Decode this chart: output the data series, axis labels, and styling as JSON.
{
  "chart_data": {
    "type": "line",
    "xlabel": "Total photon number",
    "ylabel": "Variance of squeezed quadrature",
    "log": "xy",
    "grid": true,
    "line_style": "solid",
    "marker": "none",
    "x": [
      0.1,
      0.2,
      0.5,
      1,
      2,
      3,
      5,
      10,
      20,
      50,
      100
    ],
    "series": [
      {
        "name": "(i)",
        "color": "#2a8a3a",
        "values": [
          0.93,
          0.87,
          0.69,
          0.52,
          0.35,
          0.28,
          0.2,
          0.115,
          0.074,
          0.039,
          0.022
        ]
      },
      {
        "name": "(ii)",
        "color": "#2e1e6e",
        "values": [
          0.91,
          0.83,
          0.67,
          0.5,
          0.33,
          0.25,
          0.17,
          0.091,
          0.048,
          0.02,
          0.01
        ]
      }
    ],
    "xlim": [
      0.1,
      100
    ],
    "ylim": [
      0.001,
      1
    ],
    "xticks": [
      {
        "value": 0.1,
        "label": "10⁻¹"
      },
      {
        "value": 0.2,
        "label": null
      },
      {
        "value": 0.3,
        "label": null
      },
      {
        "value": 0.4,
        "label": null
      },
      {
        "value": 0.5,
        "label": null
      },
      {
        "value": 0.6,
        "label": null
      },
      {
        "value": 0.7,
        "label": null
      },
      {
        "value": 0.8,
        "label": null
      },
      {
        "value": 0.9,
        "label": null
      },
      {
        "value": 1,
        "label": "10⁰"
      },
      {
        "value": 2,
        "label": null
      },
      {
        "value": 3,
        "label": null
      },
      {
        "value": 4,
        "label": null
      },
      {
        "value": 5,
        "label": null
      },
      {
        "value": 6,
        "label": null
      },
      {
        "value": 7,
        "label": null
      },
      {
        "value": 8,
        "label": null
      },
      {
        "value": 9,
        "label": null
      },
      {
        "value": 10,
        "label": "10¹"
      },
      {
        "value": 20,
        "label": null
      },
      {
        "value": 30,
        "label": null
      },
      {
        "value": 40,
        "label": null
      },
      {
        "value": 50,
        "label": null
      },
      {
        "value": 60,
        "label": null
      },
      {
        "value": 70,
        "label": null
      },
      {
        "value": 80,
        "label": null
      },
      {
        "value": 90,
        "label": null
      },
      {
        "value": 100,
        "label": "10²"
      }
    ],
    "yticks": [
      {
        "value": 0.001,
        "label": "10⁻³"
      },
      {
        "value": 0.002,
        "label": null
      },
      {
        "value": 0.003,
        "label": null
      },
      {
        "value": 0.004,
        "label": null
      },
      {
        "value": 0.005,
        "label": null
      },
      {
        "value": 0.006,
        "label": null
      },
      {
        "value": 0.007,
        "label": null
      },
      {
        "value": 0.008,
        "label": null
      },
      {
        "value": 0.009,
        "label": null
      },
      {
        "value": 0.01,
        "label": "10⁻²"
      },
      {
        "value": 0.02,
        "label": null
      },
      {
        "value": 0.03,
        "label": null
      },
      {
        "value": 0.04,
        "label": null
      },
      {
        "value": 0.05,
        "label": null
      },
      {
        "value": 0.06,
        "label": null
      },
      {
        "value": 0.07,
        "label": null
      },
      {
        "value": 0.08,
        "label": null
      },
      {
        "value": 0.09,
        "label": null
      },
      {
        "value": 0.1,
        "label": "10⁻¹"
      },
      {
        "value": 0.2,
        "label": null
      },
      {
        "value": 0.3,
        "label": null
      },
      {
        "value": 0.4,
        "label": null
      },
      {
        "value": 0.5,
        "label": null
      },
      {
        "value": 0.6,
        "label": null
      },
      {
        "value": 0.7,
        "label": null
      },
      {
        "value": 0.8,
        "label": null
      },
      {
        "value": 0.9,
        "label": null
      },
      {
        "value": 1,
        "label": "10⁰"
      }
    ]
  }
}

◇ ◇ ◇ ◇ ◇ ◇ ◇

Write the entire listing out again, word for word.

Decode this chart: output the data series, axis labels, and styling as JSON.
{
  "chart_data": {
    "type": "line",
    "xlabel": "Total photon number",
    "ylabel": "Variance of squeezed quadrature",
    "log": "xy",
    "grid": true,
    "line_style": "solid",
    "marker": "none",
    "x": [
      0.1,
      0.2,
      0.5,
      1,
      2,
      3,
      5,
      10,
      20,
      50,
      100
    ],
    "series": [
      {
        "name": "(i)",
        "color": "#2a8a3a",
        "values": [
          0.93,
          0.87,
          0.69,
          0.52,
          0.35,
          0.28,
          0.2,
          0.115,
          0.074,
          0.039,
          0.022
        ]
      },
      {
        "name": "(ii)",
        "color": "#2e1e6e",
        "values": [
          0.91,
          0.83,
          0.67,
          0.5,
          0.33,
          0.25,
          0.17,
          0.091,
          0.048,
          0.02,
          0.01
        ]
      }
    ],
    "xlim": [
      0.1,
      100
    ],
    "ylim": [
      0.001,
      1
    ],
    "xticks": [
      {
        "value": 0.1,
        "label": "10⁻¹"
      },
      {
        "value": 0.2,
        "label": null
      },
      {
        "value": 0.3,
        "label": null
      },
      {
        "value": 0.4,
        "label": null
      },
      {
        "value": 0.5,
        "label": null
      },
      {
        "value": 0.6,
        "label": null
      },
      {
        "value": 0.7,
        "label": null
      },
      {
        "value": 0.8,
        "label": null
      },
      {
        "value": 0.9,
        "label": null
      },
      {
        "value": 1,
        "label": "10⁰"
      },
      {
        "value": 2,
        "label": null
      },
      {
        "value": 3,
        "label": null
      },
      {
        "value": 4,
        "label": null
      },
      {
        "value": 5,
        "label": null
      },
      {
        "value": 6,
        "label": null
      },
      {
        "value": 7,
        "label": null
      },
      {
        "value": 8,
        "label": null
      },
      {
        "value": 9,
        "label": null
      },
      {
        "value": 10,
        "label": "10¹"
      },
      {
        "value": 20,
        "label": null
      },
      {
        "value": 30,
        "label": null
      },
      {
        "value": 40,
        "label": null
      },
      {
        "value": 50,
        "label": null
      },
      {
        "value": 60,
        "label": null
      },
      {
        "value": 70,
        "label": null
      },
      {
        "value": 80,
        "label": null
      },
      {
        "value": 90,
        "label": null
      },
      {
        "value": 100,
        "label": "10²"
      }
    ],
    "yticks": [
      {
        "value": 0.001,
        "label": "10⁻³"
      },
      {
        "value": 0.002,
        "label": null
      },
      {
        "value": 0.003,
        "label": null
      },
      {
        "value": 0.004,
        "label": null
      },
      {
        "value": 0.005,
        "label": null
      },
      {
        "value": 0.006,
        "label": null
      },
      {
        "value": 0.007,
        "label": null
      },
      {
        "value": 0.008,
        "label": null
      },
      {
        "value": 0.009,
        "label": null
      },
      {
        "value": 0.01,
        "label": "10⁻²"
      },
      {
        "value": 0.02,
        "label": null
      },
      {
        "value": 0.03,
        "label": null
      },
      {
        "value": 0.04,
        "label": null
      },
      {
        "value": 0.05,
        "label": null
      },
      {
        "value": 0.06,
        "label": null
      },
      {
        "value": 0.07,
        "label": null
      },
      {
        "value": 0.08,
        "label": null
      },
      {
        "value": 0.09,
        "label": null
      },
      {
        "value": 0.1,
        "label": "10⁻¹"
      },
      {
        "value": 0.2,
        "label": null
      },
      {
        "value": 0.3,
        "label": null
      },
      {
        "value": 0.4,
        "label": null
      },
      {
        "value": 0.5,
        "label": null
      },
      {
        "value": 0.6,
        "label": null
      },
      {
        "value": 0.7,
        "label": null
      },
      {
        "value": 0.8,
        "label": null
      },
      {
        "value": 0.9,
        "label": null
      },
      {
        "value": 1,
        "label": "10⁰"
      }
    ]
  }
}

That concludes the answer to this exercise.